## Start Selection
# Random Variables

A random variable is a variable whose value is a numerical outcome of a physical phenomenon: 

+ an experiment: result of a coin toss, etc. 
+ an industrial process: default rate in manufacturing, etc.
+ a naturally occuring event: people's height, etc.
+ ...

## Numerical Variables
+ discrete: can only take certain values (dice roll, population).
+ continuous: can take any value within a range (age, height).

## Categorical Variables
+ nominal: cannot be sorted (flavors of ice cream).
+ ordinal: can be sorted; lack scale (survey responses).


___

# Probability Distribution

The probability distribution of a random variable X tells what the possible values of X are and what probability each value has.

## Probability Mass Function

The Probability Mass Function (PMF) of a discrete or ordinal variable measures the probability of being exactly equal to a given value. The sum of all probabilities is one.


## Categorical Distribution

The Categorical Distribution of a nominal variable is similar to a PMF, with the difference that there is no innate underlying ordering of the outcomes.
## End Selection
## Start Data provided
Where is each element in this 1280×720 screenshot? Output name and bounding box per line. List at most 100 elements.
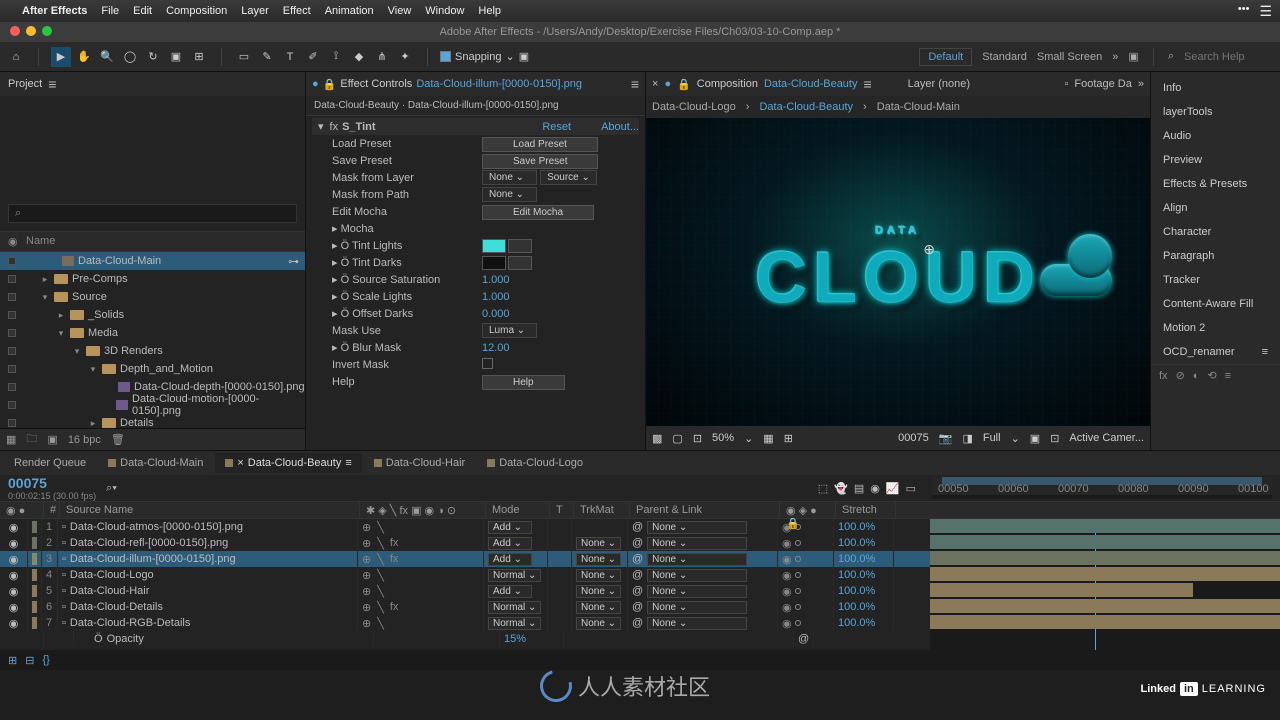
## End Data provided
#### Task set:
• 1. Can you reproduce the random variables notes word for word, from "The Probability Mass" to "probabilities is one."?
• 2. Could you resume the random variables notes after their last sentence and keep writing them?

#### Results by task:
• 1.
The Probability Mass Function (PMF) of a discrete or ordinal variable measures the probability of being exactly equal to a given value. The sum of all probabilities is one.

• 2.
## Probability Density Function

The Probability Density Function (PDF) of a continuous variable measures the probability of falling within any interval of values. The area under the probability curve is one.


## Cumulative Distribution Function 

The Cumulative Distribution Function (CDF) is the probability that a numerical random variable takes a value less than or equal to x. It is the cumulative sum (or integral) of the probability distribution.

___

# Parameters of Interest

It is often interesting to summarize the **probability distribution** with a few numerical features of interest: the population **parameters**. 

Numerical data are typically associated with their:

+ **Central Tendency**: average value a variable can take.
+ **Dispersion**: spread from the average.


## Measures of Central Tendency

There are three main methods to measure central tendency: mode, mean, and median.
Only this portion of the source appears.